(Stored records)
-----
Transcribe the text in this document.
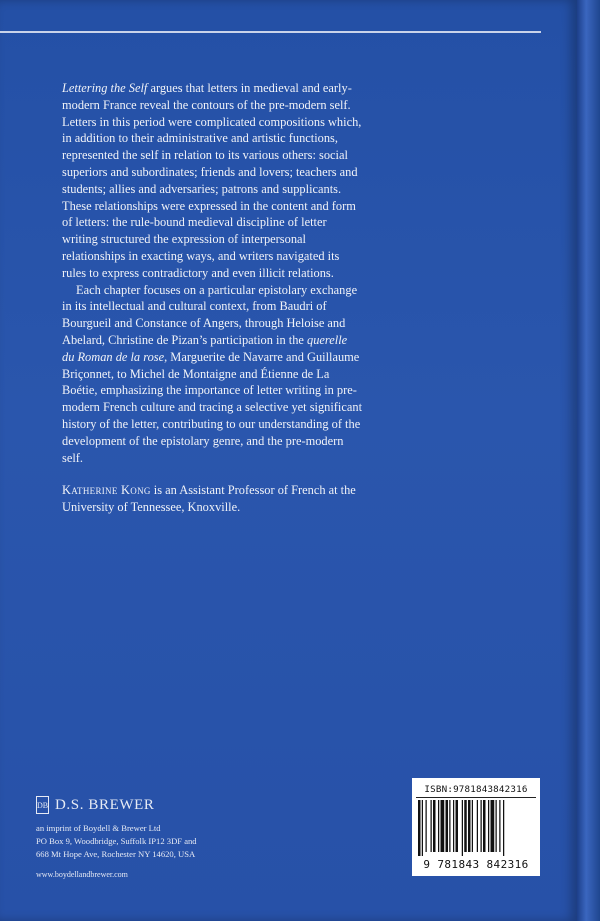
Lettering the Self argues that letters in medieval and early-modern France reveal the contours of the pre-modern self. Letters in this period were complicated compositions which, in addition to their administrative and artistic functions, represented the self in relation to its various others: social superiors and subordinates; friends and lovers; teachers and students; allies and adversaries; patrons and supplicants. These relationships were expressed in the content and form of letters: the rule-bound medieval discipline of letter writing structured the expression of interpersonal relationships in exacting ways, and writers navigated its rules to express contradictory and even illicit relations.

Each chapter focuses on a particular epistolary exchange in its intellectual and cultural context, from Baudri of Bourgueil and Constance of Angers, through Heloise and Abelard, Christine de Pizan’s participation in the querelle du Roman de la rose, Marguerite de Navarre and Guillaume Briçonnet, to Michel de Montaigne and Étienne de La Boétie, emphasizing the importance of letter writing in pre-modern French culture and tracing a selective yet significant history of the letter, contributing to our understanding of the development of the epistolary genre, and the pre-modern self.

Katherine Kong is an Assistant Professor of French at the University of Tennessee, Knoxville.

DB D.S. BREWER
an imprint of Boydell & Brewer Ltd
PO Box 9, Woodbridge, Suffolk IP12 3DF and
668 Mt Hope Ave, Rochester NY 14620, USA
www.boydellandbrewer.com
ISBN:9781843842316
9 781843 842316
-----
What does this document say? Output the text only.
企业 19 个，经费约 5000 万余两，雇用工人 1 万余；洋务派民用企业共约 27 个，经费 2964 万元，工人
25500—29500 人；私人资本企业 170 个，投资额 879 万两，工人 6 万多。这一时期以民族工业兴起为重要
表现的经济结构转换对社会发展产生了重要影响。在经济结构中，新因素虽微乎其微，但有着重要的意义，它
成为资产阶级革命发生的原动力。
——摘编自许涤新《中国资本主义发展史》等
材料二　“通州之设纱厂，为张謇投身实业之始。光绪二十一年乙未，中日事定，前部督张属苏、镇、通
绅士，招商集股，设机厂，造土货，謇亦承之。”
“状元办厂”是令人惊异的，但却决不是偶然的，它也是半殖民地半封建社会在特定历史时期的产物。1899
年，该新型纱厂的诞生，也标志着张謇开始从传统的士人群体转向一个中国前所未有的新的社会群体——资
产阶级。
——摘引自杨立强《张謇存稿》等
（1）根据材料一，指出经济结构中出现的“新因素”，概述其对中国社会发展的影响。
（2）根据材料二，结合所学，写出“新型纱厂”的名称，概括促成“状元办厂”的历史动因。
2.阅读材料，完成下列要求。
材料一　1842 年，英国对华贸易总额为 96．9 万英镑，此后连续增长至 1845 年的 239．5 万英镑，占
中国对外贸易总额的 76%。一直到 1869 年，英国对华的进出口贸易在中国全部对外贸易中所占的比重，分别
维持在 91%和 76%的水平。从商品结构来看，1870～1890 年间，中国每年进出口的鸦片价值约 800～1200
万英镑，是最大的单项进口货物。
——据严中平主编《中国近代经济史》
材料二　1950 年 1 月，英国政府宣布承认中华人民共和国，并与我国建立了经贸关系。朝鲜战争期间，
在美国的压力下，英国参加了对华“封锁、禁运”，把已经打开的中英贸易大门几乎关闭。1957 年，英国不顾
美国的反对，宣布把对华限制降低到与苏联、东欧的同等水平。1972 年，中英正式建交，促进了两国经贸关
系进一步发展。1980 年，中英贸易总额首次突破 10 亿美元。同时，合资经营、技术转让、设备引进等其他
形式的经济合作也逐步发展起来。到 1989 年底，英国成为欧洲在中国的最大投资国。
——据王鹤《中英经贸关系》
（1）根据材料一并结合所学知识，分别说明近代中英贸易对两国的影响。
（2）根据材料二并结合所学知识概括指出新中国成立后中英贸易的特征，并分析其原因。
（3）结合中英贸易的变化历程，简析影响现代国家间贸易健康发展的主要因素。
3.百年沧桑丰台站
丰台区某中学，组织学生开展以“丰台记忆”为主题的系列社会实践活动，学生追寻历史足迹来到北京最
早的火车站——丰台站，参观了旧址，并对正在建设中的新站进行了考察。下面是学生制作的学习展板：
-----
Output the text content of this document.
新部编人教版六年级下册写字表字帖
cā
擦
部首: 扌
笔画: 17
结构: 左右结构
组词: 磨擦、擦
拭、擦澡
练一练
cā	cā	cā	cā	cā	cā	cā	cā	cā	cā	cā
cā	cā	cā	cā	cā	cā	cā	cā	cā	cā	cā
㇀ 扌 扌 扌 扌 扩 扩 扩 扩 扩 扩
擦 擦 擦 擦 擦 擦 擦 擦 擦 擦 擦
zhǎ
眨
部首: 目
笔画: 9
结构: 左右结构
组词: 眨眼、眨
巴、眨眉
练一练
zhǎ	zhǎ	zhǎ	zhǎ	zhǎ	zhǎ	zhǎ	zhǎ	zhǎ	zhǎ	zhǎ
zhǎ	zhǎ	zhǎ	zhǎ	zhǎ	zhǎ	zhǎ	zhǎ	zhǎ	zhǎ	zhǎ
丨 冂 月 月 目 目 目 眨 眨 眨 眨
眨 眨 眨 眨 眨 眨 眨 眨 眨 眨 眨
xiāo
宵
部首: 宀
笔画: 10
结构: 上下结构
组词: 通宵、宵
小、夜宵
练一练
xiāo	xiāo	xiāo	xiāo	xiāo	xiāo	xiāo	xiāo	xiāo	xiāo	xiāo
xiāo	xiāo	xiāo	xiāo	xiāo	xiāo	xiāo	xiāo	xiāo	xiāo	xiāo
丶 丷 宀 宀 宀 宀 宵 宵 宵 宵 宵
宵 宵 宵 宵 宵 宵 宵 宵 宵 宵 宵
-----
#### What the task requires:
Going through the records above, state how many lines carry "Output", with no other text.

#### Correct answer:
2